DIRECTIVE
Extract the full set of records, then give each one again exactly.

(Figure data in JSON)
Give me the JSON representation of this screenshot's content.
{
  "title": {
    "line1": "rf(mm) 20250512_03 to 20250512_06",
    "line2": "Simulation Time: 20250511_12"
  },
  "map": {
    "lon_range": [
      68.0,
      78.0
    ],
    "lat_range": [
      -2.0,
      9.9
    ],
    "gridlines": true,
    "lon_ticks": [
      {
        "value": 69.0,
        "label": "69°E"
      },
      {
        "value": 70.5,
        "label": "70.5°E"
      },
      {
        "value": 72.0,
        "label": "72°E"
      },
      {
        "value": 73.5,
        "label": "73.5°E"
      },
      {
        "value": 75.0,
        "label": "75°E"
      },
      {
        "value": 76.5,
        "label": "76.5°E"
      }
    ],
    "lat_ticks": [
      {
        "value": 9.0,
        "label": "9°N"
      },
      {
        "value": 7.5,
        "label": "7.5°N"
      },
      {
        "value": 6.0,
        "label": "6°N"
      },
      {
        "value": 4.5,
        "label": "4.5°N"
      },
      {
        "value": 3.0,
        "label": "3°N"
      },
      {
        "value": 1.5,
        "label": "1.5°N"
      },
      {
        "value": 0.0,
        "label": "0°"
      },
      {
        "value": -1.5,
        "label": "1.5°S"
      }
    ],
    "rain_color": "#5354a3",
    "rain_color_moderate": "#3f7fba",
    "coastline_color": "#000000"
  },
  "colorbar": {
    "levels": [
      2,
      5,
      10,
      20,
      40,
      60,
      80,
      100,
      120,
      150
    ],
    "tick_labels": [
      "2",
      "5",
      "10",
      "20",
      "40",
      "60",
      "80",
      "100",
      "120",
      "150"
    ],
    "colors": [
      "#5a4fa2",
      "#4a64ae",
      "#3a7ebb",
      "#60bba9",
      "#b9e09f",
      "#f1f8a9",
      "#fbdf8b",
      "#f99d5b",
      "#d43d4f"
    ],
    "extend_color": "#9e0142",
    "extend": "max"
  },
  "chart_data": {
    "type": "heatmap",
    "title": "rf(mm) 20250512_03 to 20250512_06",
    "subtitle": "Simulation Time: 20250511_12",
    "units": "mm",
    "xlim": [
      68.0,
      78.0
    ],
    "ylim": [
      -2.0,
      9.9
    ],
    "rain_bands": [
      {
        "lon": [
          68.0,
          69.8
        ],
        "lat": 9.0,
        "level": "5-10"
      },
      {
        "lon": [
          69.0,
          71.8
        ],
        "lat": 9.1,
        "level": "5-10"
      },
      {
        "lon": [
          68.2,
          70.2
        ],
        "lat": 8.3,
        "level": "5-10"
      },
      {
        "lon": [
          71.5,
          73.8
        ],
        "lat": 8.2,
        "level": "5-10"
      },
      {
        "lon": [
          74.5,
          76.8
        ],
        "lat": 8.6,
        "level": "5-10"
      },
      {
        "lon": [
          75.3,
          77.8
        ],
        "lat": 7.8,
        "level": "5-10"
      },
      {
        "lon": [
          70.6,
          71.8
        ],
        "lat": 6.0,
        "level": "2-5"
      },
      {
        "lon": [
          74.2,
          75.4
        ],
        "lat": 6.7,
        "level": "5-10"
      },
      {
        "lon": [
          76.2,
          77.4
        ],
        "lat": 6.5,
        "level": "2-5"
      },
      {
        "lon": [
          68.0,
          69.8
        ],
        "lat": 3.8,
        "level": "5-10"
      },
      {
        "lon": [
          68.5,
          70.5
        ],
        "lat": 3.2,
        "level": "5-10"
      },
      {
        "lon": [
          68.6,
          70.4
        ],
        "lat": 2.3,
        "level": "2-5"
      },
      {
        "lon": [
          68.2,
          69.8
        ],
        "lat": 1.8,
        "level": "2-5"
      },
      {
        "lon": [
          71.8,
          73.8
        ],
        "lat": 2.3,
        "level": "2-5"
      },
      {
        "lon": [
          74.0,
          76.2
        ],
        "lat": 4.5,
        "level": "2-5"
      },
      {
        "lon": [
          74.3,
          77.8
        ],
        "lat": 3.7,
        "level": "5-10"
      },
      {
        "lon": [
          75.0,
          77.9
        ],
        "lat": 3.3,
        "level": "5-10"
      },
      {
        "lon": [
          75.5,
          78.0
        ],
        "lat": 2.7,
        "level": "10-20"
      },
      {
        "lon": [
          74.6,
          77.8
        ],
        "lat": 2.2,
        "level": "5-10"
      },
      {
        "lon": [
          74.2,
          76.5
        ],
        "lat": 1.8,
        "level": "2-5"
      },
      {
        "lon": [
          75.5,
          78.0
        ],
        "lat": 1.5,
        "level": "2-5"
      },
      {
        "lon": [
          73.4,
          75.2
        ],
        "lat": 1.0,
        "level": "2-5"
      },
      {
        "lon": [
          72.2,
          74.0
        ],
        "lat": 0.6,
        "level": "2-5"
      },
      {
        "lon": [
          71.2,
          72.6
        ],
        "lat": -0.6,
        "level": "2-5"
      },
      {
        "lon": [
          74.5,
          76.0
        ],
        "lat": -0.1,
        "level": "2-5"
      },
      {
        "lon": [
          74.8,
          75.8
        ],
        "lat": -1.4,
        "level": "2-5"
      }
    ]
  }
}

ANSWER TO THIS PROBLEM
Give me the JSON representation of this screenshot's content.
{
  "title": {
    "line1": "rf(mm) 20250512_03 to 20250512_06",
    "line2": "Simulation Time: 20250511_12"
  },
  "map": {
    "lon_range": [
      68.0,
      78.0
    ],
    "lat_range": [
      -2.0,
      9.9
    ],
    "gridlines": true,
    "lon_ticks": [
      {
        "value": 69.0,
        "label": "69°E"
      },
      {
        "value": 70.5,
        "label": "70.5°E"
      },
      {
        "value": 72.0,
        "label": "72°E"
      },
      {
        "value": 73.5,
        "label": "73.5°E"
      },
      {
        "value": 75.0,
        "label": "75°E"
      },
      {
        "value": 76.5,
        "label": "76.5°E"
      }
    ],
    "lat_ticks": [
      {
        "value": 9.0,
        "label": "9°N"
      },
      {
        "value": 7.5,
        "label": "7.5°N"
      },
      {
        "value": 6.0,
        "label": "6°N"
      },
      {
        "value": 4.5,
        "label": "4.5°N"
      },
      {
        "value": 3.0,
        "label": "3°N"
      },
      {
        "value": 1.5,
        "label": "1.5°N"
      },
      {
        "value": 0.0,
        "label": "0°"
      },
      {
        "value": -1.5,
        "label": "1.5°S"
      }
    ],
    "rain_color": "#5354a3",
    "rain_color_moderate": "#3f7fba",
    "coastline_color": "#000000"
  },
  "colorbar": {
    "levels": [
      2,
      5,
      10,
      20,
      40,
      60,
      80,
      100,
      120,
      150
    ],
    "tick_labels": [
      "2",
      "5",
      "10",
      "20",
      "40",
      "60",
      "80",
      "100",
      "120",
      "150"
    ],
    "colors": [
      "#5a4fa2",
      "#4a64ae",
      "#3a7ebb",
      "#60bba9",
      "#b9e09f",
      "#f1f8a9",
      "#fbdf8b",
      "#f99d5b",
      "#d43d4f"
    ],
    "extend_color": "#9e0142",
    "extend": "max"
  },
  "chart_data": {
    "type": "heatmap",
    "title": "rf(mm) 20250512_03 to 20250512_06",
    "subtitle": "Simulation Time: 20250511_12",
    "units": "mm",
    "xlim": [
      68.0,
      78.0
    ],
    "ylim": [
      -2.0,
      9.9
    ],
    "rain_bands": [
      {
        "lon": [
          68.0,
          69.8
        ],
        "lat": 9.0,
        "level": "5-10"
      },
      {
        "lon": [
          69.0,
          71.8
        ],
        "lat": 9.1,
        "level": "5-10"
      },
      {
        "lon": [
          68.2,
          70.2
        ],
        "lat": 8.3,
        "level": "5-10"
      },
      {
        "lon": [
          71.5,
          73.8
        ],
        "lat": 8.2,
        "level": "5-10"
      },
      {
        "lon": [
          74.5,
          76.8
        ],
        "lat": 8.6,
        "level": "5-10"
      },
      {
        "lon": [
          75.3,
          77.8
        ],
        "lat": 7.8,
        "level": "5-10"
      },
      {
        "lon": [
          70.6,
          71.8
        ],
        "lat": 6.0,
        "level": "2-5"
      },
      {
        "lon": [
          74.2,
          75.4
        ],
        "lat": 6.7,
        "level": "5-10"
      },
      {
        "lon": [
          76.2,
          77.4
        ],
        "lat": 6.5,
        "level": "2-5"
      },
      {
        "lon": [
          68.0,
          69.8
        ],
        "lat": 3.8,
        "level": "5-10"
      },
      {
        "lon": [
          68.5,
          70.5
        ],
        "lat": 3.2,
        "level": "5-10"
      },
      {
        "lon": [
          68.6,
          70.4
        ],
        "lat": 2.3,
        "level": "2-5"
      },
      {
        "lon": [
          68.2,
          69.8
        ],
        "lat": 1.8,
        "level": "2-5"
      },
      {
        "lon": [
          71.8,
          73.8
        ],
        "lat": 2.3,
        "level": "2-5"
      },
      {
        "lon": [
          74.0,
          76.2
        ],
        "lat": 4.5,
        "level": "2-5"
      },
      {
        "lon": [
          74.3,
          77.8
        ],
        "lat": 3.7,
        "level": "5-10"
      },
      {
        "lon": [
          75.0,
          77.9
        ],
        "lat": 3.3,
        "level": "5-10"
      },
      {
        "lon": [
          75.5,
          78.0
        ],
        "lat": 2.7,
        "level": "10-20"
      },
      {
        "lon": [
          74.6,
          77.8
        ],
        "lat": 2.2,
        "level": "5-10"
      },
      {
        "lon": [
          74.2,
          76.5
        ],
        "lat": 1.8,
        "level": "2-5"
      },
      {
        "lon": [
          75.5,
          78.0
        ],
        "lat": 1.5,
        "level": "2-5"
      },
      {
        "lon": [
          73.4,
          75.2
        ],
        "lat": 1.0,
        "level": "2-5"
      },
      {
        "lon": [
          72.2,
          74.0
        ],
        "lat": 0.6,
        "level": "2-5"
      },
      {
        "lon": [
          71.2,
          72.6
        ],
        "lat": -0.6,
        "level": "2-5"
      },
      {
        "lon": [
          74.5,
          76.0
        ],
        "lat": -0.1,
        "level": "2-5"
      },
      {
        "lon": [
          74.8,
          75.8
        ],
        "lat": -1.4,
        "level": "2-5"
      }
    ]
  }
}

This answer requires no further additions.